◆ The problem ◆
Take the line that contains "Convert this document image to plain text." and all lines after it, up to and including the last line of the data, and write them out exactly; nothing else belongs in the answer.

========================================

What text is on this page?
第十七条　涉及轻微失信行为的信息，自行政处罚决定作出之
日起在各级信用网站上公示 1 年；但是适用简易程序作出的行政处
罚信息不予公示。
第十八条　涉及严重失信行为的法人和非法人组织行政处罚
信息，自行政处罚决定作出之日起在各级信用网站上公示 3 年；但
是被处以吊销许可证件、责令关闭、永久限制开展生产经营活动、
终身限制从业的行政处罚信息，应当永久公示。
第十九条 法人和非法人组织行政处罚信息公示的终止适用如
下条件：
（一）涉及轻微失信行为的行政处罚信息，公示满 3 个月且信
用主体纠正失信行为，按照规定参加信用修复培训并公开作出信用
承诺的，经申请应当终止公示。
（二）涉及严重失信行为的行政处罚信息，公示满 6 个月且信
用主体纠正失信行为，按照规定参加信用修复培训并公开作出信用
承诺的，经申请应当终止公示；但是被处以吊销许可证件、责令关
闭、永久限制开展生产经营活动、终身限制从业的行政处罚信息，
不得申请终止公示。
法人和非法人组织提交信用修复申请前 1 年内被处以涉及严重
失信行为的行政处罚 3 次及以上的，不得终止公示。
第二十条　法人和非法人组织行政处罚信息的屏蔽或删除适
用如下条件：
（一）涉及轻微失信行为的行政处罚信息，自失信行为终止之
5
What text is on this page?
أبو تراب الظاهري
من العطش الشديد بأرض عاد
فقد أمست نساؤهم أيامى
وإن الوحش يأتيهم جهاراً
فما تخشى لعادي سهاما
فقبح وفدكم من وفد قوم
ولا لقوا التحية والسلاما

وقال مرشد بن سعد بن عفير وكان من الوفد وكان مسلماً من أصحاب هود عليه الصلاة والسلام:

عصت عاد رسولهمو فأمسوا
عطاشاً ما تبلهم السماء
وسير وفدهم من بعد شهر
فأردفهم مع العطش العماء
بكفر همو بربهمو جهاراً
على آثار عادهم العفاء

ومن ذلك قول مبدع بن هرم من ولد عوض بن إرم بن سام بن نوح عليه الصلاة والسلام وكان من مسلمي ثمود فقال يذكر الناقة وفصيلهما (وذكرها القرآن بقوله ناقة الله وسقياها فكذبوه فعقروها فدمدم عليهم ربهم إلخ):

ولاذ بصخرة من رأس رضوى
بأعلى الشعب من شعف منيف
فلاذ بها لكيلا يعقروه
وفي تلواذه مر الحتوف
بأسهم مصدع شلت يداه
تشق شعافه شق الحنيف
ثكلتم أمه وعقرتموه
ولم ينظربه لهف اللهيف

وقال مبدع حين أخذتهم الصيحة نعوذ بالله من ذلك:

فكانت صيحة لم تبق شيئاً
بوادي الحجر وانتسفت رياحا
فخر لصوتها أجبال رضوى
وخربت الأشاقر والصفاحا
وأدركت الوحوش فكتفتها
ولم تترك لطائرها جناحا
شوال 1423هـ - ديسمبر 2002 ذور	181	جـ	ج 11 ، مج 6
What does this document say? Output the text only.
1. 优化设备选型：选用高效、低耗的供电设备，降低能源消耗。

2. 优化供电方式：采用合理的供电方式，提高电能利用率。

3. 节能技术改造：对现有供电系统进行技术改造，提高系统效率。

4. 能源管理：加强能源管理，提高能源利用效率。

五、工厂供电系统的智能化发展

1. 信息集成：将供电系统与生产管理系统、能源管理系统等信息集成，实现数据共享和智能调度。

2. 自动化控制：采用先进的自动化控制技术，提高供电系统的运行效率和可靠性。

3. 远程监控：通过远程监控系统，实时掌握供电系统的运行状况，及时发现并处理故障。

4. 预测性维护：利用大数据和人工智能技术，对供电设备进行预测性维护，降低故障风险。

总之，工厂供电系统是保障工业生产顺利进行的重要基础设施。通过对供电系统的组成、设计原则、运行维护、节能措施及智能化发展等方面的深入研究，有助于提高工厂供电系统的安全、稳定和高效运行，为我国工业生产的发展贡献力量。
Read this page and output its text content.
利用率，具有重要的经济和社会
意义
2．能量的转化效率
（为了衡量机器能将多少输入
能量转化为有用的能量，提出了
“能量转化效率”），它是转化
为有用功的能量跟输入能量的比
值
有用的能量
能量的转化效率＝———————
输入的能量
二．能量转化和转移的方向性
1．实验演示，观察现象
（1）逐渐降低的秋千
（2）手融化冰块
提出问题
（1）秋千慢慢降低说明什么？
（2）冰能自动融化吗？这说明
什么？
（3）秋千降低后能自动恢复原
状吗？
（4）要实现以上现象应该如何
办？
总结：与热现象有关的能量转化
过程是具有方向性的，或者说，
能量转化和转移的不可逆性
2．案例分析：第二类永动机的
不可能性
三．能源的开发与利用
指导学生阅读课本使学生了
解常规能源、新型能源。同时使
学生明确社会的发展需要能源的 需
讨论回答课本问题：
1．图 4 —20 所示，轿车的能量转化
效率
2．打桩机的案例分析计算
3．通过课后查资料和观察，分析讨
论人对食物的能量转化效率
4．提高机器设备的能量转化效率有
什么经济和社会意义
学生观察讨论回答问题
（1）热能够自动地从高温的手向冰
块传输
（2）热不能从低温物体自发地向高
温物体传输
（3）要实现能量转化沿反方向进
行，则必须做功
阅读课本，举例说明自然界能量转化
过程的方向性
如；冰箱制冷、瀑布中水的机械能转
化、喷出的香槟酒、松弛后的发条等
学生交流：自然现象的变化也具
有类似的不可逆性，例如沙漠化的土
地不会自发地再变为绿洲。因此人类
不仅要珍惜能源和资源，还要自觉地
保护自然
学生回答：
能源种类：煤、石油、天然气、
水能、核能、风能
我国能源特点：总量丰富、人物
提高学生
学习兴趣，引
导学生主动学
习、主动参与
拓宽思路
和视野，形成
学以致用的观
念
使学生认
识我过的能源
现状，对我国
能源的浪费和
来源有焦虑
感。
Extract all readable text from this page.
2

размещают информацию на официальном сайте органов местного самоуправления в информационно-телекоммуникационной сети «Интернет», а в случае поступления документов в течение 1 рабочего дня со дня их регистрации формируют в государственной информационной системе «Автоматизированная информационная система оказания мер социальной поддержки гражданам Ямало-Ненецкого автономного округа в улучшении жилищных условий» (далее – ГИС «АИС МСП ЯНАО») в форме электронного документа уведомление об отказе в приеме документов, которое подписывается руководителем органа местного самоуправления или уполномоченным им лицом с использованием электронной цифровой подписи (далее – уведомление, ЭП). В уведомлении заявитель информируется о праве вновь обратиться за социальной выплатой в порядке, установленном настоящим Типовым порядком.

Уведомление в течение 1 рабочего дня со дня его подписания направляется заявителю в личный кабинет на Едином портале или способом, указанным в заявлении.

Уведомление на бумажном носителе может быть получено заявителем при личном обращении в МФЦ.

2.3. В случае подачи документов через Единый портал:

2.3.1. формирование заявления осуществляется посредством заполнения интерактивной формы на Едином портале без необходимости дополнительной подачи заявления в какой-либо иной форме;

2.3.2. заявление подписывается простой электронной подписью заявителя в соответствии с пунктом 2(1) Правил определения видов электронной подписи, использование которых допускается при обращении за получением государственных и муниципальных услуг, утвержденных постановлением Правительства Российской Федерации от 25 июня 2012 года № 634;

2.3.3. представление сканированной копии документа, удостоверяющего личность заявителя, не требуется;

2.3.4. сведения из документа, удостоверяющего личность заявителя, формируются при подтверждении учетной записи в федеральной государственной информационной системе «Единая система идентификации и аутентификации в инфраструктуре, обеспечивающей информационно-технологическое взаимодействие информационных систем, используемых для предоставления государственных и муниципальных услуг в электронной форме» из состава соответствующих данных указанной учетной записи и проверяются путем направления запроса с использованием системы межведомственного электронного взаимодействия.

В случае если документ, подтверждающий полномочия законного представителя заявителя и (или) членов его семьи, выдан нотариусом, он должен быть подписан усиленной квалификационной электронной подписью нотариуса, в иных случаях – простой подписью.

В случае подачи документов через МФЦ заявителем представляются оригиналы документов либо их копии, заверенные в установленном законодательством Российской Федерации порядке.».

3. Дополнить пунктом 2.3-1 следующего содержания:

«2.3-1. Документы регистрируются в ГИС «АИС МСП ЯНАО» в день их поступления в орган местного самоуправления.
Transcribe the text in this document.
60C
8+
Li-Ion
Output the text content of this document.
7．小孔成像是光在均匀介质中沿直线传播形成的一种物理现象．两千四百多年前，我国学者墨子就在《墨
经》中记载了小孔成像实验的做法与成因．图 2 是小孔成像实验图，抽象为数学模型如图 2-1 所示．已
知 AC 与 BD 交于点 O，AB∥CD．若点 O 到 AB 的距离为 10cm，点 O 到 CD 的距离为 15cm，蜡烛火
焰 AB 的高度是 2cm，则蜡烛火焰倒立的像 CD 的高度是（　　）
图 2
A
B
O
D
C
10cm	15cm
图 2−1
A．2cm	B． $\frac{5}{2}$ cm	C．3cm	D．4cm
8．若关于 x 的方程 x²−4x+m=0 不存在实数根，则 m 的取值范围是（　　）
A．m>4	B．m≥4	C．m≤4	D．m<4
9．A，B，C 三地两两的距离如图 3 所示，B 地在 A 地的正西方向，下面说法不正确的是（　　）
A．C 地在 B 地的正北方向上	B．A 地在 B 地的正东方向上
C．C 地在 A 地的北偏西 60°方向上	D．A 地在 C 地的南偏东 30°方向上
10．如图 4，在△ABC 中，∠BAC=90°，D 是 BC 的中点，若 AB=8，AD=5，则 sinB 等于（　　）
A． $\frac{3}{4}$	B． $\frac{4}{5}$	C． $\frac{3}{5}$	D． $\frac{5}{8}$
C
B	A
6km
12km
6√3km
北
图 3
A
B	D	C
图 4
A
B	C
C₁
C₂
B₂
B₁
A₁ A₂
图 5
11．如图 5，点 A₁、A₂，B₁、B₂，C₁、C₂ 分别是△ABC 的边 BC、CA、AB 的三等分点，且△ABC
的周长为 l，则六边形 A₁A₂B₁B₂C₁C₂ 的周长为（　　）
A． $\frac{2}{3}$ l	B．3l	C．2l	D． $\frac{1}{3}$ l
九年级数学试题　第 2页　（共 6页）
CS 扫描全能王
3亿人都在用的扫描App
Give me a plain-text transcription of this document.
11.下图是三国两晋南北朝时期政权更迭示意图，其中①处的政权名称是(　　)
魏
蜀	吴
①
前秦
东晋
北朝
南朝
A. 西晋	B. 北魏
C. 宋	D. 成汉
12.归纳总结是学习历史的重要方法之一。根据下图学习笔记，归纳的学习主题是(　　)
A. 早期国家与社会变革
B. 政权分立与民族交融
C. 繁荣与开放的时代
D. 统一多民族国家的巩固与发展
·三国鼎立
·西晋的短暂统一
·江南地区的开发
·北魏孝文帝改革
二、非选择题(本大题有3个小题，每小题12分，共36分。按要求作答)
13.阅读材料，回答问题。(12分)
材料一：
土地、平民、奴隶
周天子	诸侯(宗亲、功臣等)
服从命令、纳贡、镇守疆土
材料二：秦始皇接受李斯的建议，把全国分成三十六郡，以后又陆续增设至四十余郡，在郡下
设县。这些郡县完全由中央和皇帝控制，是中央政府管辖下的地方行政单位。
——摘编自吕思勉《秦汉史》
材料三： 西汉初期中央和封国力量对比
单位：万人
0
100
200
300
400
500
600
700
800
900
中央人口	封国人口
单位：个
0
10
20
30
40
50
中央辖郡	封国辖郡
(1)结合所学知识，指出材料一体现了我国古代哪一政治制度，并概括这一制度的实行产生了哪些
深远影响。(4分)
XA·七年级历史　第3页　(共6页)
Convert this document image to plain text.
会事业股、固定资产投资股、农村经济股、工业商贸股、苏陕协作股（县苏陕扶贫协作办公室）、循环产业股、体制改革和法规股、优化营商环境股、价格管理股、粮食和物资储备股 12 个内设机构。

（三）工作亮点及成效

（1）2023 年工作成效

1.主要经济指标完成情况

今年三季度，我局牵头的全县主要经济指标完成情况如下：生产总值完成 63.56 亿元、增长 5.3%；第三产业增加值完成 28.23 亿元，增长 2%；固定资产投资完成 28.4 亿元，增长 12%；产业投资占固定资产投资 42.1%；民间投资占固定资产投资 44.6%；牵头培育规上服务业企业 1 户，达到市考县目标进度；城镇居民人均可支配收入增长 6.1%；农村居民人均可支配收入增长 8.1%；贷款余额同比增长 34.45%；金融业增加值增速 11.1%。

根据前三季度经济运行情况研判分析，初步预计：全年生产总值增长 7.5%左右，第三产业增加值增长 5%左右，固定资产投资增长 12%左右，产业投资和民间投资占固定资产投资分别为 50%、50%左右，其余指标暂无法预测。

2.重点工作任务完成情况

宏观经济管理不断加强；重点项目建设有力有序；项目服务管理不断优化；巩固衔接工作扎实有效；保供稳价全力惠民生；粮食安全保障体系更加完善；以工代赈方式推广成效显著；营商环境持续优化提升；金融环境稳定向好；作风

========================================

◆ Result ◆
Convert this document image to plain text.
会事业股、固定资产投资股、农村经济股、工业商贸股、苏陕协作股（县苏陕扶贫协作办公室）、循环产业股、体制改革和法规股、优化营商环境股、价格管理股、粮食和物资储备股 12 个内设机构。

（三）工作亮点及成效

（1）2023 年工作成效

1.主要经济指标完成情况

今年三季度，我局牵头的全县主要经济指标完成情况如下：生产总值完成 63.56 亿元、增长 5.3%；第三产业增加值完成 28.23 亿元，增长 2%；固定资产投资完成 28.4 亿元，增长 12%；产业投资占固定资产投资 42.1%；民间投资占固定资产投资 44.6%；牵头培育规上服务业企业 1 户，达到市考县目标进度；城镇居民人均可支配收入增长 6.1%；农村居民人均可支配收入增长 8.1%；贷款余额同比增长 34.45%；金融业增加值增速 11.1%。

根据前三季度经济运行情况研判分析，初步预计：全年生产总值增长 7.5%左右，第三产业增加值增长 5%左右，固定资产投资增长 12%左右，产业投资和民间投资占固定资产投资分别为 50%、50%左右，其余指标暂无法预测。

2.重点工作任务完成情况

宏观经济管理不断加强；重点项目建设有力有序；项目服务管理不断优化；巩固衔接工作扎实有效；保供稳价全力惠民生；粮食安全保障体系更加完善；以工代赈方式推广成效显著；营商环境持续优化提升；金融环境稳定向好；作风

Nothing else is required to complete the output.